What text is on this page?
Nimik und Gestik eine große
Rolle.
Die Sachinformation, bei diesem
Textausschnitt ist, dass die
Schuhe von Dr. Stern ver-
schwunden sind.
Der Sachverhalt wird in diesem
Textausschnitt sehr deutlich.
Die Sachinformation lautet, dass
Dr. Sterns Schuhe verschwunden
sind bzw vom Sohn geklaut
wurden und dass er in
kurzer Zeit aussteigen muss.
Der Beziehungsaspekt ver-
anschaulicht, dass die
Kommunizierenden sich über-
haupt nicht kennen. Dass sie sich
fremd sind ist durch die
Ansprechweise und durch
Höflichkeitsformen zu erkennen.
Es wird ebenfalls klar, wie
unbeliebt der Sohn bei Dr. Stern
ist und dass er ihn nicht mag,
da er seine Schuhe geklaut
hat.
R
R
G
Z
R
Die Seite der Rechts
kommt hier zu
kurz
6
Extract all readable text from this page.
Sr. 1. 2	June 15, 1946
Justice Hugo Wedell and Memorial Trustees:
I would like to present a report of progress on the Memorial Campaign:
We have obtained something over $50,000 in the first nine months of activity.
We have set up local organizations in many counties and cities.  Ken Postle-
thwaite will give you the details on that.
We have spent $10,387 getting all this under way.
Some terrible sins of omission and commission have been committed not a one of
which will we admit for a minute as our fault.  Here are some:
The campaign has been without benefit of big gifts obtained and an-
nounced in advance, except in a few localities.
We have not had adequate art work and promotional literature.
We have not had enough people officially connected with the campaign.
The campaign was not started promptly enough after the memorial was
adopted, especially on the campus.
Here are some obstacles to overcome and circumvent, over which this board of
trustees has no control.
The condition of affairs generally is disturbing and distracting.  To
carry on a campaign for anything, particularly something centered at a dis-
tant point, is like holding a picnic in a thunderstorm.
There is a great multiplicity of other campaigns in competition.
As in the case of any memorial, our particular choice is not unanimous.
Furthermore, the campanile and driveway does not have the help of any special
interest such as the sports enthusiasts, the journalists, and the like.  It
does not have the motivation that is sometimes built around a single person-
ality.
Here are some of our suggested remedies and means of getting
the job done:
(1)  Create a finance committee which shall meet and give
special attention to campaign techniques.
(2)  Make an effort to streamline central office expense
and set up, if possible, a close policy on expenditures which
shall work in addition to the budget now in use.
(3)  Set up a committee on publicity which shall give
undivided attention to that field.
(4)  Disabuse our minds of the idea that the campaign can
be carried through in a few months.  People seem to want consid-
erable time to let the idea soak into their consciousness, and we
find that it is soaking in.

__________________________________________________

__Exercise objective__.
Write out the entries in full, exactly as given.

__Exercise solution__.
What text is on this page?
Nimik und Gestik eine große
Rolle.
Die Sachinformation, bei diesem
Textausschnitt ist, dass die
Schuhe von Dr. Stern ver-
schwunden sind.
Der Sachverhalt wird in diesem
Textausschnitt sehr deutlich.
Die Sachinformation lautet, dass
Dr. Sterns Schuhe verschwunden
sind bzw vom Sohn geklaut
wurden und dass er in
kurzer Zeit aussteigen muss.
Der Beziehungsaspekt ver-
anschaulicht, dass die
Kommunizierenden sich über-
haupt nicht kennen. Dass sie sich
fremd sind ist durch die
Ansprechweise und durch
Höflichkeitsformen zu erkennen.
Es wird ebenfalls klar, wie
unbeliebt der Sohn bei Dr. Stern
ist und dass er ihn nicht mag,
da er seine Schuhe geklaut
hat.
R
R
G
Z
R
Die Seite der Rechts
kommt hier zu
kurz
6
Extract all readable text from this page.
Sr. 1. 2	June 15, 1946
Justice Hugo Wedell and Memorial Trustees:
I would like to present a report of progress on the Memorial Campaign:
We have obtained something over $50,000 in the first nine months of activity.
We have set up local organizations in many counties and cities.  Ken Postle-
thwaite will give you the details on that.
We have spent $10,387 getting all this under way.
Some terrible sins of omission and commission have been committed not a one of
which will we admit for a minute as our fault.  Here are some:
The campaign has been without benefit of big gifts obtained and an-
nounced in advance, except in a few localities.
We have not had adequate art work and promotional literature.
We have not had enough people officially connected with the campaign.
The campaign was not started promptly enough after the memorial was
adopted, especially on the campus.
Here are some obstacles to overcome and circumvent, over which this board of
trustees has no control.
The condition of affairs generally is disturbing and distracting.  To
carry on a campaign for anything, particularly something centered at a dis-
tant point, is like holding a picnic in a thunderstorm.
There is a great multiplicity of other campaigns in competition.
As in the case of any memorial, our particular choice is not unanimous.
Furthermore, the campanile and driveway does not have the help of any special
interest such as the sports enthusiasts, the journalists, and the like.  It
does not have the motivation that is sometimes built around a single person-
ality.
Here are some of our suggested remedies and means of getting
the job done:
(1)  Create a finance committee which shall meet and give
special attention to campaign techniques.
(2)  Make an effort to streamline central office expense
and set up, if possible, a close policy on expenditures which
shall work in addition to the budget now in use.
(3)  Set up a committee on publicity which shall give
undivided attention to that field.
(4)  Disabuse our minds of the idea that the campaign can
be carried through in a few months.  People seem to want consid-
erable time to let the idea soak into their consciousness, and we
find that it is soaking in.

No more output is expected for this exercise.